-- Begin --
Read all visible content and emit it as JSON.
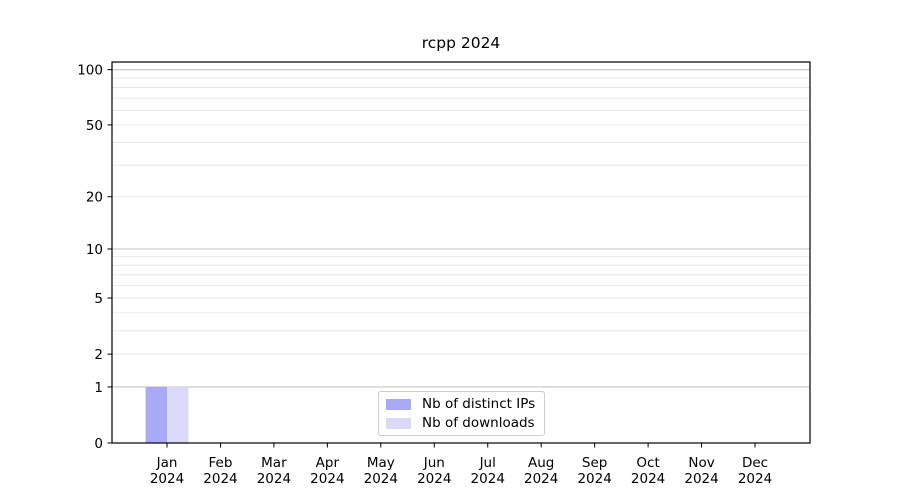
{
  "chart_data": {
    "type": "bar",
    "title": "rcpp 2024",
    "xlabel": "",
    "ylabel": "",
    "year_label": "2024",
    "categories": [
      "Jan",
      "Feb",
      "Mar",
      "Apr",
      "May",
      "Jun",
      "Jul",
      "Aug",
      "Sep",
      "Oct",
      "Nov",
      "Dec"
    ],
    "series": [
      {
        "name": "Nb of distinct IPs",
        "color": "#a9a9f5",
        "values": [
          1,
          0,
          0,
          0,
          0,
          0,
          0,
          0,
          0,
          0,
          0,
          0
        ]
      },
      {
        "name": "Nb of downloads",
        "color": "#dadaf8",
        "values": [
          1,
          0,
          0,
          0,
          0,
          0,
          0,
          0,
          0,
          0,
          0,
          0
        ]
      }
    ],
    "y_axis": {
      "scale": "log10(value+1)",
      "ylim": [
        0,
        110
      ],
      "tick_labels": [
        0,
        1,
        2,
        5,
        10,
        20,
        50,
        100
      ],
      "decade_gridlines": [
        1,
        10,
        100
      ],
      "minor_gridlines": [
        2,
        3,
        4,
        5,
        6,
        7,
        8,
        9,
        20,
        30,
        40,
        50,
        60,
        70,
        80,
        90
      ]
    },
    "legend": {
      "position": "bottom-center"
    },
    "colors": {
      "frame": "#000000",
      "tick": "#000000",
      "text": "#000000",
      "decade_grid": "#c3c3c3",
      "minor_grid": "#e7e7e7",
      "background": "#ffffff"
    }
  }
}
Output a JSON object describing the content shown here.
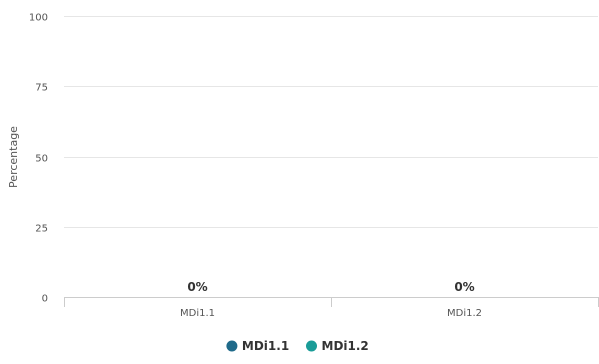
{
  "chart_data": {
    "type": "bar",
    "categories": [
      "MDi1.1",
      "MDi1.2"
    ],
    "series": [
      {
        "name": "MDi1.1",
        "values": [
          0,
          null
        ],
        "color": "#1f6a8a"
      },
      {
        "name": "MDi1.2",
        "values": [
          null,
          0
        ],
        "color": "#1a9c98"
      }
    ],
    "data_labels": [
      "0%",
      "0%"
    ],
    "ylabel": "Percentage",
    "xlabel": "",
    "ylim": [
      0,
      100
    ],
    "yticks": [
      0,
      25,
      50,
      75,
      100
    ],
    "grid": true,
    "legend": "bottom-center"
  }
}
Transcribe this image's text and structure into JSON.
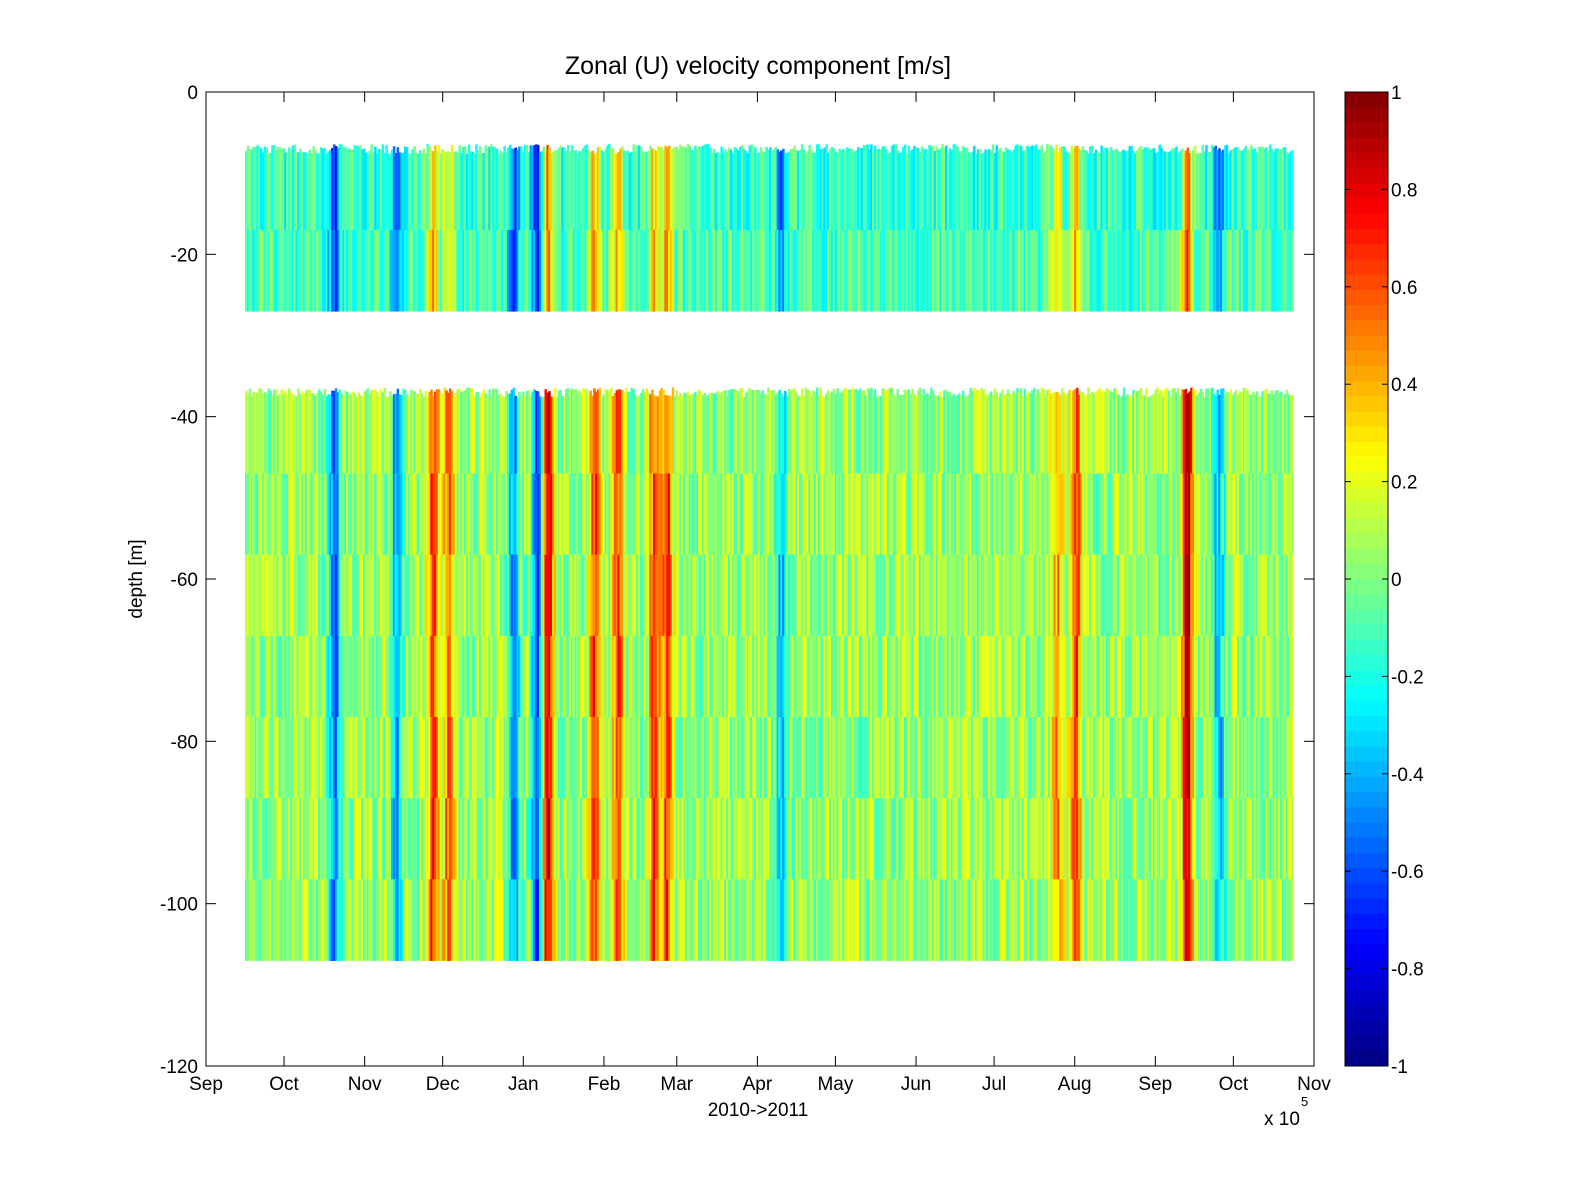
{
  "chart_data": {
    "type": "heatmap",
    "title": "Zonal (U) velocity component [m/s]",
    "xlabel": "2010->2011",
    "ylabel": "depth [m]",
    "x_multiplier_label": "x 10",
    "x_multiplier_exponent": "5",
    "x_ticks": [
      "Sep",
      "Oct",
      "Nov",
      "Dec",
      "Jan",
      "Feb",
      "Mar",
      "Apr",
      "May",
      "Jun",
      "Jul",
      "Aug",
      "Sep",
      "Oct",
      "Nov"
    ],
    "xlim": [
      "2010-09-01",
      "2011-11-01"
    ],
    "data_x_range": [
      "2010-09-16",
      "2011-10-24"
    ],
    "ylim": [
      -120,
      0
    ],
    "y_ticks": [
      0,
      -20,
      -40,
      -60,
      -80,
      -100,
      -120
    ],
    "colorbar": {
      "colormap": "jet",
      "clim": [
        -1,
        1
      ],
      "ticks": [
        1,
        0.8,
        0.6,
        0.4,
        0.2,
        0,
        -0.2,
        -0.4,
        -0.6,
        -0.8,
        -1
      ]
    },
    "grid": false,
    "depth_bands": [
      {
        "top": -7,
        "bottom": -27,
        "base_value": -0.1,
        "variability": 0.18
      },
      {
        "top": -37,
        "bottom": -107,
        "base_value": 0.05,
        "variability": 0.2
      }
    ],
    "velocity_events": [
      {
        "date": "2010-10-20",
        "value": -0.6
      },
      {
        "date": "2010-11-13",
        "value": -0.5
      },
      {
        "date": "2010-11-27",
        "value": 0.6
      },
      {
        "date": "2010-12-03",
        "value": 0.5
      },
      {
        "date": "2010-12-28",
        "value": -0.55
      },
      {
        "date": "2011-01-06",
        "value": -0.7
      },
      {
        "date": "2011-01-10",
        "value": 0.8
      },
      {
        "date": "2011-01-28",
        "value": 0.6
      },
      {
        "date": "2011-02-06",
        "value": 0.55
      },
      {
        "date": "2011-02-20",
        "value": 0.55
      },
      {
        "date": "2011-02-25",
        "value": 0.6
      },
      {
        "date": "2011-04-10",
        "value": -0.4
      },
      {
        "date": "2011-07-25",
        "value": 0.4
      },
      {
        "date": "2011-08-01",
        "value": 0.6
      },
      {
        "date": "2011-09-13",
        "value": 0.85
      },
      {
        "date": "2011-09-25",
        "value": -0.45
      }
    ]
  }
}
-- End --
# STATED PROBLEM
From the entries above, output every line exactly and omit any image.

# REPLY TO THE EXERCISE
Read all visible content and emit it as JSON.
{
  "chart_data": {
    "type": "bar",
    "title": "rcpp 2024",
    "xlabel": "",
    "ylabel": "",
    "year_label": "2024",
    "categories": [
      "Jan",
      "Feb",
      "Mar",
      "Apr",
      "May",
      "Jun",
      "Jul",
      "Aug",
      "Sep",
      "Oct",
      "Nov",
      "Dec"
    ],
    "series": [
      {
        "name": "Nb of distinct IPs",
        "color": "#a9a9f5",
        "values": [
          1,
          0,
          0,
          0,
          0,
          0,
          0,
          0,
          0,
          0,
          0,
          0
        ]
      },
      {
        "name": "Nb of downloads",
        "color": "#dadaf8",
        "values": [
          1,
          0,
          0,
          0,
          0,
          0,
          0,
          0,
          0,
          0,
          0,
          0
        ]
      }
    ],
    "y_axis": {
      "scale": "log10(value+1)",
      "ylim": [
        0,
        110
      ],
      "tick_labels": [
        0,
        1,
        2,
        5,
        10,
        20,
        50,
        100
      ],
      "decade_gridlines": [
        1,
        10,
        100
      ],
      "minor_gridlines": [
        2,
        3,
        4,
        5,
        6,
        7,
        8,
        9,
        20,
        30,
        40,
        50,
        60,
        70,
        80,
        90
      ]
    },
    "legend": {
      "position": "bottom-center"
    },
    "colors": {
      "frame": "#000000",
      "tick": "#000000",
      "text": "#000000",
      "decade_grid": "#c3c3c3",
      "minor_grid": "#e7e7e7",
      "background": "#ffffff"
    }
  }
}
Output a JSON object describing the content shown here.
{
  "chart_data": {
    "type": "bar",
    "categories": [
      "MDi1.1",
      "MDi1.2"
    ],
    "series": [
      {
        "name": "MDi1.1",
        "values": [
          0,
          null
        ],
        "color": "#1f6a8a"
      },
      {
        "name": "MDi1.2",
        "values": [
          null,
          0
        ],
        "color": "#1a9c98"
      }
    ],
    "data_labels": [
      "0%",
      "0%"
    ],
    "ylabel": "Percentage",
    "xlabel": "",
    "ylim": [
      0,
      100
    ],
    "yticks": [
      0,
      25,
      50,
      75,
      100
    ],
    "grid": true,
    "legend": "bottom-center"
  }
}
Transcribe this image's text and structure into JSON.
{
  "chart_data": {
    "type": "heatmap",
    "title": "Zonal (U) velocity component [m/s]",
    "xlabel": "2010->2011",
    "ylabel": "depth [m]",
    "x_multiplier_label": "x 10",
    "x_multiplier_exponent": "5",
    "x_ticks": [
      "Sep",
      "Oct",
      "Nov",
      "Dec",
      "Jan",
      "Feb",
      "Mar",
      "Apr",
      "May",
      "Jun",
      "Jul",
      "Aug",
      "Sep",
      "Oct",
      "Nov"
    ],
    "xlim": [
      "2010-09-01",
      "2011-11-01"
    ],
    "data_x_range": [
      "2010-09-16",
      "2011-10-24"
    ],
    "ylim": [
      -120,
      0
    ],
    "y_ticks": [
      0,
      -20,
      -40,
      -60,
      -80,
      -100,
      -120
    ],
    "colorbar": {
      "colormap": "jet",
      "clim": [
        -1,
        1
      ],
      "ticks": [
        1,
        0.8,
        0.6,
        0.4,
        0.2,
        0,
        -0.2,
        -0.4,
        -0.6,
        -0.8,
        -1
      ]
    },
    "grid": false,
    "depth_bands": [
      {
        "top": -7,
        "bottom": -27,
        "base_value": -0.1,
        "variability": 0.18
      },
      {
        "top": -37,
        "bottom": -107,
        "base_value": 0.05,
        "variability": 0.2
      }
    ],
    "velocity_events": [
      {
        "date": "2010-10-20",
        "value": -0.6
      },
      {
        "date": "2010-11-13",
        "value": -0.5
      },
      {
        "date": "2010-11-27",
        "value": 0.6
      },
      {
        "date": "2010-12-03",
        "value": 0.5
      },
      {
        "date": "2010-12-28",
        "value": -0.55
      },
      {
        "date": "2011-01-06",
        "value": -0.7
      },
      {
        "date": "2011-01-10",
        "value": 0.8
      },
      {
        "date": "2011-01-28",
        "value": 0.6
      },
      {
        "date": "2011-02-06",
        "value": 0.55
      },
      {
        "date": "2011-02-20",
        "value": 0.55
      },
      {
        "date": "2011-02-25",
        "value": 0.6
      },
      {
        "date": "2011-04-10",
        "value": -0.4
      },
      {
        "date": "2011-07-25",
        "value": 0.4
      },
      {
        "date": "2011-08-01",
        "value": 0.6
      },
      {
        "date": "2011-09-13",
        "value": 0.85
      },
      {
        "date": "2011-09-25",
        "value": -0.45
      }
    ]
  }
}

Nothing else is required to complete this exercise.